_Task material_.
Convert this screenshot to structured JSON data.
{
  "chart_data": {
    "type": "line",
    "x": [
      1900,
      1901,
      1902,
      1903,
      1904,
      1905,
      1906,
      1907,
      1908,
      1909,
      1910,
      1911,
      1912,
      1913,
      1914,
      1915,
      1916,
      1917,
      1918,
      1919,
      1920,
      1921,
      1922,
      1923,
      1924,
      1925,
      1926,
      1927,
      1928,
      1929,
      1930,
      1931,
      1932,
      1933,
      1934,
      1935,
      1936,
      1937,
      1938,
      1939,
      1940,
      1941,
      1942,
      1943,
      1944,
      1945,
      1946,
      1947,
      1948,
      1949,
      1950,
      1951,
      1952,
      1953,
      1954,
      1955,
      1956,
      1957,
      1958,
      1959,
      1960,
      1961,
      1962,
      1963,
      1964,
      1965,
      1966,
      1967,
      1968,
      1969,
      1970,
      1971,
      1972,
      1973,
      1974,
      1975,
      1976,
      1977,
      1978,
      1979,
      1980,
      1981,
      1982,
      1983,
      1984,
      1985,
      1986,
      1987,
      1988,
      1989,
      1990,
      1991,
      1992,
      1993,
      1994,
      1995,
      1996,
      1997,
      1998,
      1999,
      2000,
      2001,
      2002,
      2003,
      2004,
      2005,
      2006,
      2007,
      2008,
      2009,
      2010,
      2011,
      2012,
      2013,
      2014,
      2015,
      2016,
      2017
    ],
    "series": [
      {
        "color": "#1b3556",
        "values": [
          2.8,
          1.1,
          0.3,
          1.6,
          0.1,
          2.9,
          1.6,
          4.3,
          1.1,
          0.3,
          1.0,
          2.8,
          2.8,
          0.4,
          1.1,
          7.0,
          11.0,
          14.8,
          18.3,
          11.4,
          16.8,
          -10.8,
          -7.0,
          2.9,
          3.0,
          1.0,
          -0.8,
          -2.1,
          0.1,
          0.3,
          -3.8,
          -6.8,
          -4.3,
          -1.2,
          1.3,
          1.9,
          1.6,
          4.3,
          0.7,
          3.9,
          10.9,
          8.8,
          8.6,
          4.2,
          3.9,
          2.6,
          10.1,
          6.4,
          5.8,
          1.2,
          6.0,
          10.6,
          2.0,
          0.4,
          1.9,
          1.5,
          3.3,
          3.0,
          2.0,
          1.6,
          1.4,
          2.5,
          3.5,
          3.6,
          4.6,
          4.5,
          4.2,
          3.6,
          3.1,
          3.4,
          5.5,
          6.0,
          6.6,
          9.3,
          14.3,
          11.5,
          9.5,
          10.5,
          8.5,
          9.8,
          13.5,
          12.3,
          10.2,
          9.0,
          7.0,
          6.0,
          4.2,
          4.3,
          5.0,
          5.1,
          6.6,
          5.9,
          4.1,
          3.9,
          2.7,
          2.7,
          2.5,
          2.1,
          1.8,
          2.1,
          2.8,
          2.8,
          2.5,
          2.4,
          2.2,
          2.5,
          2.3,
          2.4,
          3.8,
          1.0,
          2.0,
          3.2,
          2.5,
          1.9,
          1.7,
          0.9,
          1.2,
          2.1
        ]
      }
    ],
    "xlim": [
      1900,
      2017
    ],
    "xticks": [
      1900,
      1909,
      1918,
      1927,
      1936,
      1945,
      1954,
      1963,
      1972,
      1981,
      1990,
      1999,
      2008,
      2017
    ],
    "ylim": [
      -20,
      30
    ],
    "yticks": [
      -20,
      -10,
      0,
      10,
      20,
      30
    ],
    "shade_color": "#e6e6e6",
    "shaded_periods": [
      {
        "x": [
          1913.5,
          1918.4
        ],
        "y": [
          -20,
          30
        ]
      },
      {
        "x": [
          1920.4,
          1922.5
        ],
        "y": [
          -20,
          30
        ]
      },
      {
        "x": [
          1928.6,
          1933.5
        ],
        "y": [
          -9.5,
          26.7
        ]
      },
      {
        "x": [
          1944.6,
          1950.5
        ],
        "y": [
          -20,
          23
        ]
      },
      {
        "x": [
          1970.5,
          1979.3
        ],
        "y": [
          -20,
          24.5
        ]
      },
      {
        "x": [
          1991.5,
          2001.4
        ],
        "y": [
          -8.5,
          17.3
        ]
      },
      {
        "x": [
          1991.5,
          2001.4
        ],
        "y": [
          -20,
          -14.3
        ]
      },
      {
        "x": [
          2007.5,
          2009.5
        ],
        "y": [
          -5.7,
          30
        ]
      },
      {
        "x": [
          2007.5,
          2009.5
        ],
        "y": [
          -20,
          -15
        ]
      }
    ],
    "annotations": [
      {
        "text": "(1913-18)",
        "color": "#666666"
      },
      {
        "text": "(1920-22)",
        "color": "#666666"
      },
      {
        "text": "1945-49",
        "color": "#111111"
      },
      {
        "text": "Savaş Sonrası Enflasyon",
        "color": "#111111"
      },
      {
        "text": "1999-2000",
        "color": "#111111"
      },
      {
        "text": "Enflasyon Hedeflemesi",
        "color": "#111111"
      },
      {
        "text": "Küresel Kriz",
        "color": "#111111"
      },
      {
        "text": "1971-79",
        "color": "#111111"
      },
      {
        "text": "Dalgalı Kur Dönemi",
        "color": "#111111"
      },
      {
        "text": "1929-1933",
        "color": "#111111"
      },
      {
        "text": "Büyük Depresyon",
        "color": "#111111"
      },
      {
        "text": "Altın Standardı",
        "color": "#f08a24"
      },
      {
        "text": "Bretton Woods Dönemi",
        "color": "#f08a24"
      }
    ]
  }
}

_Given task_. Only lines with the word "Enflasyon" should be collected from the material.

_Exercise solution_.
        "text": "Savaş Sonrası Enflasyon",
        "text": "Enflasyon Hedeflemesi",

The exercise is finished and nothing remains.